• Prompt
Give back the full listing, character for character, with no pictures.

• Data for the task
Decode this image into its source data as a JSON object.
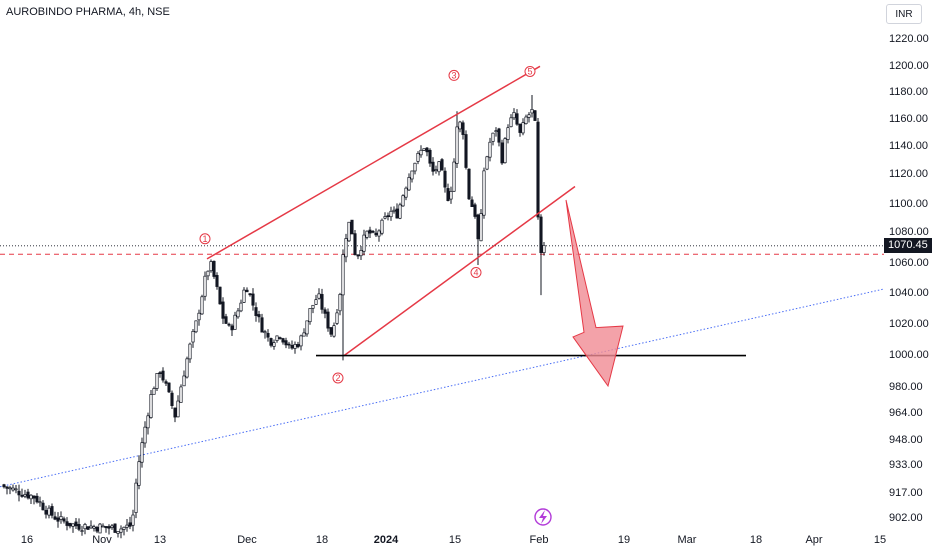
{
  "header": {
    "title": "AUROBINDO PHARMA, 4h, NSE"
  },
  "price_axis": {
    "unit": "INR"
  },
  "last_price": "1070.45",
  "colors": {
    "up_candle": "#ffffff",
    "down_candle": "#131722",
    "channel": "#e53946",
    "support": "#000000",
    "trendline": "#4a6ef5",
    "arrow_fill": "#f08b93",
    "dashed_level": "#e53946"
  },
  "icons": {
    "event_marker": "lightning-icon"
  },
  "chart_data": {
    "type": "candlestick",
    "title": "AUROBINDO PHARMA, 4h, NSE",
    "y_ticks": [
      "1220.00",
      "1200.00",
      "1180.00",
      "1160.00",
      "1140.00",
      "1120.00",
      "1100.00",
      "1080.00",
      "1060.00",
      "1040.00",
      "1020.00",
      "1000.00",
      "980.00",
      "964.00",
      "948.00",
      "933.00",
      "917.00",
      "902.00"
    ],
    "x_ticks": [
      {
        "label": "16",
        "bold": false
      },
      {
        "label": "Nov",
        "bold": false
      },
      {
        "label": "13",
        "bold": false
      },
      {
        "label": "Dec",
        "bold": false
      },
      {
        "label": "18",
        "bold": false
      },
      {
        "label": "2024",
        "bold": true
      },
      {
        "label": "15",
        "bold": false
      },
      {
        "label": "Feb",
        "bold": false
      },
      {
        "label": "19",
        "bold": false
      },
      {
        "label": "Mar",
        "bold": false
      },
      {
        "label": "18",
        "bold": false
      },
      {
        "label": "Apr",
        "bold": false
      },
      {
        "label": "15",
        "bold": false
      }
    ],
    "last_price": 1070.45,
    "dashed_level": 1065,
    "support_level": 999,
    "wave_labels": [
      {
        "label": "1",
        "price": 1075
      },
      {
        "label": "2",
        "price": 985
      },
      {
        "label": "3",
        "price": 1192
      },
      {
        "label": "4",
        "price": 1053
      },
      {
        "label": "5",
        "price": 1195
      }
    ],
    "annotations": [
      "Rising wedge channel (upper and lower red trendlines)",
      "Horizontal support line near 1000",
      "Long-term dotted blue rising trendline",
      "Downward red arrow projecting decline toward ~980"
    ]
  }
}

• Expected answer
Decode this image into its source data as a JSON object.
{
  "header": {
    "title": "AUROBINDO PHARMA, 4h, NSE"
  },
  "price_axis": {
    "unit": "INR"
  },
  "last_price": "1070.45",
  "colors": {
    "up_candle": "#ffffff",
    "down_candle": "#131722",
    "channel": "#e53946",
    "support": "#000000",
    "trendline": "#4a6ef5",
    "arrow_fill": "#f08b93",
    "dashed_level": "#e53946"
  },
  "icons": {
    "event_marker": "lightning-icon"
  },
  "chart_data": {
    "type": "candlestick",
    "title": "AUROBINDO PHARMA, 4h, NSE",
    "y_ticks": [
      "1220.00",
      "1200.00",
      "1180.00",
      "1160.00",
      "1140.00",
      "1120.00",
      "1100.00",
      "1080.00",
      "1060.00",
      "1040.00",
      "1020.00",
      "1000.00",
      "980.00",
      "964.00",
      "948.00",
      "933.00",
      "917.00",
      "902.00"
    ],
    "x_ticks": [
      {
        "label": "16",
        "bold": false
      },
      {
        "label": "Nov",
        "bold": false
      },
      {
        "label": "13",
        "bold": false
      },
      {
        "label": "Dec",
        "bold": false
      },
      {
        "label": "18",
        "bold": false
      },
      {
        "label": "2024",
        "bold": true
      },
      {
        "label": "15",
        "bold": false
      },
      {
        "label": "Feb",
        "bold": false
      },
      {
        "label": "19",
        "bold": false
      },
      {
        "label": "Mar",
        "bold": false
      },
      {
        "label": "18",
        "bold": false
      },
      {
        "label": "Apr",
        "bold": false
      },
      {
        "label": "15",
        "bold": false
      }
    ],
    "last_price": 1070.45,
    "dashed_level": 1065,
    "support_level": 999,
    "wave_labels": [
      {
        "label": "1",
        "price": 1075
      },
      {
        "label": "2",
        "price": 985
      },
      {
        "label": "3",
        "price": 1192
      },
      {
        "label": "4",
        "price": 1053
      },
      {
        "label": "5",
        "price": 1195
      }
    ],
    "annotations": [
      "Rising wedge channel (upper and lower red trendlines)",
      "Horizontal support line near 1000",
      "Long-term dotted blue rising trendline",
      "Downward red arrow projecting decline toward ~980"
    ]
  }
}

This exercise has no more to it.